▸ EXCERPTED DATA:

— start —

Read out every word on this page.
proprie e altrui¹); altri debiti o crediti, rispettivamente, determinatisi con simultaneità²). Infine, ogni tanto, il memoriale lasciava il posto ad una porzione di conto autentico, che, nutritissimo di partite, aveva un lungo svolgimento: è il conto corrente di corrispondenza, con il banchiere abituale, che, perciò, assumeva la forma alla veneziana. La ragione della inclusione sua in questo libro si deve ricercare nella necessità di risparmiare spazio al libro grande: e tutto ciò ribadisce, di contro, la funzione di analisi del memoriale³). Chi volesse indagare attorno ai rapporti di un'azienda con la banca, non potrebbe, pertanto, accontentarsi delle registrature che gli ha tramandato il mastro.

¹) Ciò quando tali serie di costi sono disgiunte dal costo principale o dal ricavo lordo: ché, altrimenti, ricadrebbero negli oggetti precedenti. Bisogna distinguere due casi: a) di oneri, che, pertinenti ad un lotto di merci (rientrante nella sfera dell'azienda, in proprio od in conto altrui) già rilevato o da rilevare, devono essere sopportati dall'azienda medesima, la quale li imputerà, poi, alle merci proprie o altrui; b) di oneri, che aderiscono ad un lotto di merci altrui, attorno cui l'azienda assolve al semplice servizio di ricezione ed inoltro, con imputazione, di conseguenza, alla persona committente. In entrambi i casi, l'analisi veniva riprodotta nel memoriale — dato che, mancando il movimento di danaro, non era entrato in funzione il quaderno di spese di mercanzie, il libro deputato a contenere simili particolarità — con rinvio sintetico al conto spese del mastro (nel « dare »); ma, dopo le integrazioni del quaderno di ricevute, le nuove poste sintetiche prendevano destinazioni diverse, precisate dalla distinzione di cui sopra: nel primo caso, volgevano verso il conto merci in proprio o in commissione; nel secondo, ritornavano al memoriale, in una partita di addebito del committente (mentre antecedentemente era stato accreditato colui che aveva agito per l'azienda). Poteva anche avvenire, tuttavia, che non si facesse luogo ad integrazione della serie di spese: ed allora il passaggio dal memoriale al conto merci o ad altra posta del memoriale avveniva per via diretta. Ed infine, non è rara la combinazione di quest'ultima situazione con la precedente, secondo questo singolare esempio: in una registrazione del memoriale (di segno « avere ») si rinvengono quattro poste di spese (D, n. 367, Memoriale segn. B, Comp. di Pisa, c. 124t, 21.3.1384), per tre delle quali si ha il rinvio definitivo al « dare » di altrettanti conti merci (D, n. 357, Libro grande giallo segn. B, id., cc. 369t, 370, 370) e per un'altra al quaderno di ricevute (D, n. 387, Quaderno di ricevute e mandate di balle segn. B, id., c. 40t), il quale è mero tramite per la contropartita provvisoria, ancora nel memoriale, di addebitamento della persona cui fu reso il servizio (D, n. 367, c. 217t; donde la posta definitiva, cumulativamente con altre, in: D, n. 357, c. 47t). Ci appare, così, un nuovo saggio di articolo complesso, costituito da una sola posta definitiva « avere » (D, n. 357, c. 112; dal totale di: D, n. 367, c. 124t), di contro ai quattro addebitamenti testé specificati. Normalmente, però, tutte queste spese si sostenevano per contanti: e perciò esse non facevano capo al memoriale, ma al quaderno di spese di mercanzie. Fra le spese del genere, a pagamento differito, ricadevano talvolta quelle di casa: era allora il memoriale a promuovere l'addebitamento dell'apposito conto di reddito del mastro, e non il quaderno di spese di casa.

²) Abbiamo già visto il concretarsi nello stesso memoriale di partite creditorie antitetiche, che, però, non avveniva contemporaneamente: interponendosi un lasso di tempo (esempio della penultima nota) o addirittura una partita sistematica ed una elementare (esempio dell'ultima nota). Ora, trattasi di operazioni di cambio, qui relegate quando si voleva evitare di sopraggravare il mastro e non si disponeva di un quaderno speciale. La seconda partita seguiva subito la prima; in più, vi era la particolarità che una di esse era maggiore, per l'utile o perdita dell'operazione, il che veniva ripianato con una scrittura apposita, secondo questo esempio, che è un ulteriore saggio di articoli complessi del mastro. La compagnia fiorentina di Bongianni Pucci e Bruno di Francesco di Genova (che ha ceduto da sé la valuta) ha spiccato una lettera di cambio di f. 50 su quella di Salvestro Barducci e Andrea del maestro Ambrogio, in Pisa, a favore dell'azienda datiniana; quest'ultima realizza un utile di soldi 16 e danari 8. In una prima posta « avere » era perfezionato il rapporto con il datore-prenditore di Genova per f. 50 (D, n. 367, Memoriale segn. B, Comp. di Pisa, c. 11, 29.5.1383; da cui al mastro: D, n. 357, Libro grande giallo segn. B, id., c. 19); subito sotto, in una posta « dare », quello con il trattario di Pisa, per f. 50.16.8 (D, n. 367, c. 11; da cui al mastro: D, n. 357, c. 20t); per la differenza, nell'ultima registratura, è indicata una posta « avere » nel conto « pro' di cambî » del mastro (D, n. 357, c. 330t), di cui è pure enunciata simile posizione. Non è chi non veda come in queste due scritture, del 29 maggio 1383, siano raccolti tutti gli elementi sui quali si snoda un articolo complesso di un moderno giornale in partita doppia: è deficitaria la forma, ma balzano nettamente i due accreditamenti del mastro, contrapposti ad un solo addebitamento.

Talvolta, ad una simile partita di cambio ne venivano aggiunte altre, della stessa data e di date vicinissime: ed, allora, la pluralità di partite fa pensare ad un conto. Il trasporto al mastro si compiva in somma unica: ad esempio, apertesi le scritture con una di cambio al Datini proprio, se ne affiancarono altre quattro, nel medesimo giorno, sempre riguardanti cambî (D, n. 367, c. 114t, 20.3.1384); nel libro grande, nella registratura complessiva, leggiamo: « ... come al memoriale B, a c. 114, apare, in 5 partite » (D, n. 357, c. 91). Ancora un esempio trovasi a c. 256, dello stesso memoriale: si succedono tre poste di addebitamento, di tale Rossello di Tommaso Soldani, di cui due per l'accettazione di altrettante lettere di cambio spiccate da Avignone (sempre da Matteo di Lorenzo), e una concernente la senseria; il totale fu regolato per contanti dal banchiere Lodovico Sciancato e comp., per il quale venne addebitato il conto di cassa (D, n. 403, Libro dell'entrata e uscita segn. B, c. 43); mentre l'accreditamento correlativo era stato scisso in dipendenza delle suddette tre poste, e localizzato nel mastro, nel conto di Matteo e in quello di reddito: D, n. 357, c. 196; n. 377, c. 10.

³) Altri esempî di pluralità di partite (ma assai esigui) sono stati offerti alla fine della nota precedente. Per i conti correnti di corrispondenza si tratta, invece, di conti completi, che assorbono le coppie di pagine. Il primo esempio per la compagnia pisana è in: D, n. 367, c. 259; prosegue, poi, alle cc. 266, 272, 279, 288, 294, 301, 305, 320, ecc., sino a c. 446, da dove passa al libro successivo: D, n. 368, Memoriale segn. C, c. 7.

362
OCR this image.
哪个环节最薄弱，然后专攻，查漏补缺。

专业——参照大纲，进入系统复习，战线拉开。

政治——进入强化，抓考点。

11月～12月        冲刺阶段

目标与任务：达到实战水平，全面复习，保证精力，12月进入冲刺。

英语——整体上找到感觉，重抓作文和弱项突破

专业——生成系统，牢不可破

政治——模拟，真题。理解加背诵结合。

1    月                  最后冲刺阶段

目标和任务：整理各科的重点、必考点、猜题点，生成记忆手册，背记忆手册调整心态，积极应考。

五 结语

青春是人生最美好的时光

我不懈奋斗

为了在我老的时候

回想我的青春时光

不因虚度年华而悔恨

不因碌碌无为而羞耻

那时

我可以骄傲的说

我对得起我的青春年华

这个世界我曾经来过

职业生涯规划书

— end —

Collect, from the material above, every line containing the word "pluralità".

▸ FINAL ANSWER:
Talvolta, ad una simile partita di cambio ne venivano aggiunte altre, della stessa data e di date vicinissime: ed, allora, la pluralità di partite fa pensare ad un conto. Il trasporto al mastro si compiva in somma unica: ad esempio, apertesi le scritture con una di cambio al Datini proprio, se ne affiancarono altre quattro, nel medesimo giorno, sempre riguardanti cambî (D, n. 367, c. 114t, 20.3.1384); nel libro grande, nella registratura complessiva, leggiamo: « ... come al memoriale B, a c. 114, apare, in 5 partite » (D, n. 357, c. 91). Ancora un esempio trovasi a c. 256, dello stesso memoriale: si succedono tre poste di addebitamento, di tale Rossello di Tommaso Soldani, di cui due per l'accettazione di altrettante lettere di cambio spiccate da Avignone (sempre da Matteo di Lorenzo), e una concernente la senseria; il totale fu regolato per contanti dal banchiere Lodovico Sciancato e comp., per il quale venne addebitato il conto di cassa (D, n. 403, Libro dell'entrata e uscita segn. B, c. 43); mentre l'accreditamento correlativo era stato scisso in dipendenza delle suddette tre poste, e localizzato nel mastro, nel conto di Matteo e in quello di reddito: D, n. 357, c. 196; n. 377, c. 10.
³) Altri esempî di pluralità di partite (ma assai esigui) sono stati offerti alla fine della nota precedente. Per i conti correnti di corrispondenza si tratta, invece, di conti completi, che assorbono le coppie di pagine. Il primo esempio per la compagnia pisana è in: D, n. 367, c. 259; prosegue, poi, alle cc. 266, 272, 279, 288, 294, 301, 305, 320, ecc., sino a c. 446, da dove passa al libro successivo: D, n. 368, Memoriale segn. C, c. 7.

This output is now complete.